━━━ RECORDS SHOWN ━━━

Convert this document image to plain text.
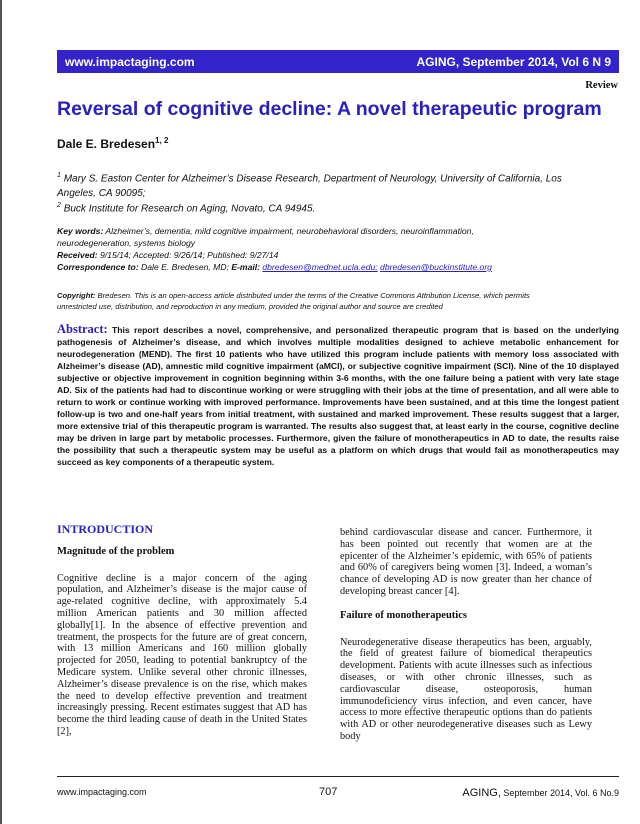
www.impactaging.com	AGING, September 2014, Vol 6 N 9
Review
Reversal of cognitive decline: A novel therapeutic program
Dale E. Bredesen$^{1, 2}$
$^1$ Mary S. Easton Center for Alzheimer’s Disease Research, Department of Neurology, University of California, Los
Angeles, CA 90095;
$^2$ Buck Institute for Research on Aging, Novato, CA 94945.
Key words: Alzheimer’s, dementia, mild cognitive impairment, neurobehavioral disorders, neuroinflammation,
neurodegeneration, systems biology
Received: 9/15/14; Accepted: 9/26/14; Published: 9/27/14
Correspondence to: Dale E. Bredesen, MD; E-mail: dbredesen@mednet.ucla.edu; dbredesen@buckinstitute.org
Copyright: Bredesen. This is an open-access article distributed under the terms of the Creative Commons Attribution License, which permits
unrestricted use, distribution, and reproduction in any medium, provided the original author and source are credited
Abstract: This report describes a novel, comprehensive, and personalized therapeutic program that is based on the underlying pathogenesis of Alzheimer’s disease, and which involves multiple modalities designed to achieve metabolic enhancement for neurodegeneration (MEND). The first 10 patients who have utilized this program include patients with memory loss associated with Alzheimer’s disease (AD), amnestic mild cognitive impairment (aMCI), or subjective cognitive impairment (SCI). Nine of the 10 displayed subjective or objective improvement in cognition beginning within 3-6 months, with the one failure being a patient with very late stage AD. Six of the patients had had to discontinue working or were struggling with their jobs at the time of presentation, and all were able to return to work or continue working with improved performance. Improvements have been sustained, and at this time the longest patient follow-up is two and one-half years from initial treatment, with sustained and marked improvement. These results suggest that a larger, more extensive trial of this therapeutic program is warranted. The results also suggest that, at least early in the course, cognitive decline may be driven in large part by metabolic processes. Furthermore, given the failure of monotherapeutics in AD to date, the results raise the possibility that such a therapeutic system may be useful as a platform on which drugs that would fail as monotherapeutics may succeed as key components of a therapeutic system.
INTRODUCTION
Magnitude of the problem

Cognitive decline is a major concern of the aging population, and Alzheimer’s disease is the major cause of age-related cognitive decline, with approximately 5.4 million American patients and 30 million affected globally[1]. In the absence of effective prevention and treatment, the prospects for the future are of great concern, with 13 million Americans and 160 million globally projected for 2050, leading to potential bankruptcy of the Medicare system. Unlike several other chronic illnesses, Alzheimer’s disease prevalence is on the rise, which makes the need to develop effective prevention and treatment increasingly pressing. Recent estimates suggest that AD has become the third leading cause of death in the United States [2],

behind cardiovascular disease and cancer. Furthermore, it has been pointed out recently that women are at the epicenter of the Alzheimer’s epidemic, with 65% of patients and 60% of caregivers being women [3]. Indeed, a woman’s chance of developing AD is now greater than her chance of developing breast cancer [4].

Failure of monotherapeutics

Neurodegenerative disease therapeutics has been, arguably, the field of greatest failure of biomedical therapeutics development. Patients with acute illnesses such as infectious diseases, or with other chronic illnesses, such as cardiovascular disease, osteoporosis, human immunodeficiency virus infection, and even cancer, have access to more effective therapeutic options than do patients with AD or other neurodegenerative diseases such as Lewy body

www.impactaging.com	707	AGING, September 2014, Vol. 6 No.9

━━━

# DIRECTIONS
Reproduce each line of the material in which the string "Research" occurs.

# EXPECTED ANSWER
$^1$ Mary S. Easton Center for Alzheimer’s Disease Research, Department of Neurology, University of California, Los
$^2$ Buck Institute for Research on Aging, Novato, CA 94945.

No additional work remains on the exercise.